> **Task instructions**
Return the entries verbatim and drop every picture.

> **Dataset excerpts**
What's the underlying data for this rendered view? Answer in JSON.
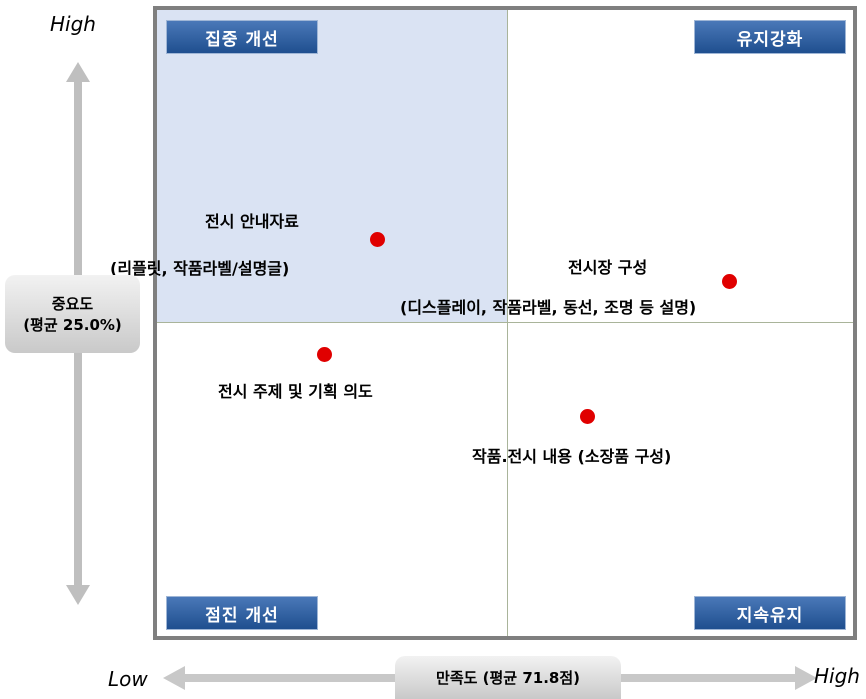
{
  "y_axis": {
    "high": "High",
    "title": "중요도",
    "note": "(평균 25.0%)"
  },
  "x_axis": {
    "low": "Low",
    "high": "High",
    "title": "만족도 (평균 71.8점)"
  },
  "quadrants": {
    "top_left": "집중 개선",
    "top_right": "유지강화",
    "bottom_left": "점진 개선",
    "bottom_right": "지속유지"
  },
  "items": [
    {
      "line1": "전시 안내자료",
      "line2": "(리플릿, 작품라벨/설명글)"
    },
    {
      "line1": "전시장 구성",
      "line2": "(디스플레이, 작품라벨, 동선, 조명 등 설명)"
    },
    {
      "line1": "전시 주제 및 기획 의도"
    },
    {
      "line1": "작품.전시 내용 (소장품 구성)"
    }
  ]
}
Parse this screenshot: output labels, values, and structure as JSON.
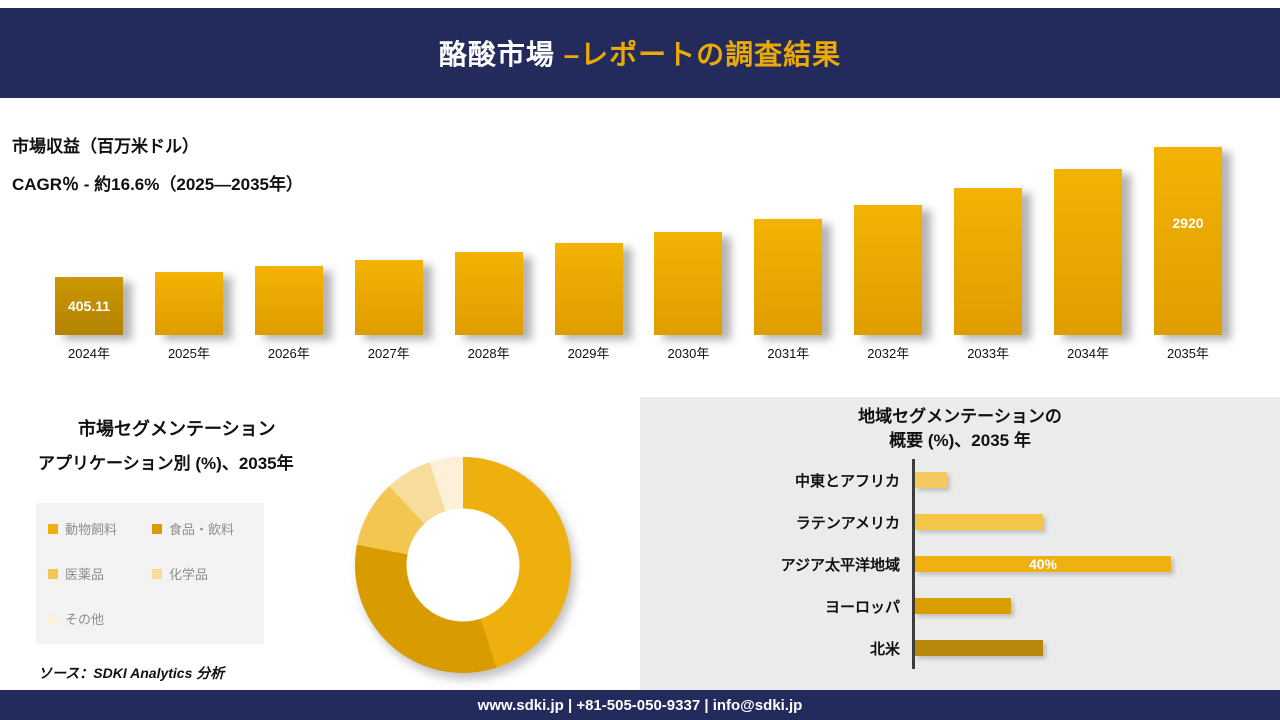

> **The output**
What's the underlying data for this rendered view? Answer in JSON.
{
  "y_axis": {
    "high": "High",
    "title": "중요도",
    "note": "(평균 25.0%)"
  },
  "x_axis": {
    "low": "Low",
    "high": "High",
    "title": "만족도 (평균 71.8점)"
  },
  "quadrants": {
    "top_left": "집중 개선",
    "top_right": "유지강화",
    "bottom_left": "점진 개선",
    "bottom_right": "지속유지"
  },
  "items": [
    {
      "line1": "전시 안내자료",
      "line2": "(리플릿, 작품라벨/설명글)"
    },
    {
      "line1": "전시장 구성",
      "line2": "(디스플레이, 작품라벨, 동선, 조명 등 설명)"
    },
    {
      "line1": "전시 주제 및 기획 의도"
    },
    {
      "line1": "작품.전시 내용 (소장품 구성)"
    }
  ]
}
Parse this screenshot: output labels, values, and structure as JSON.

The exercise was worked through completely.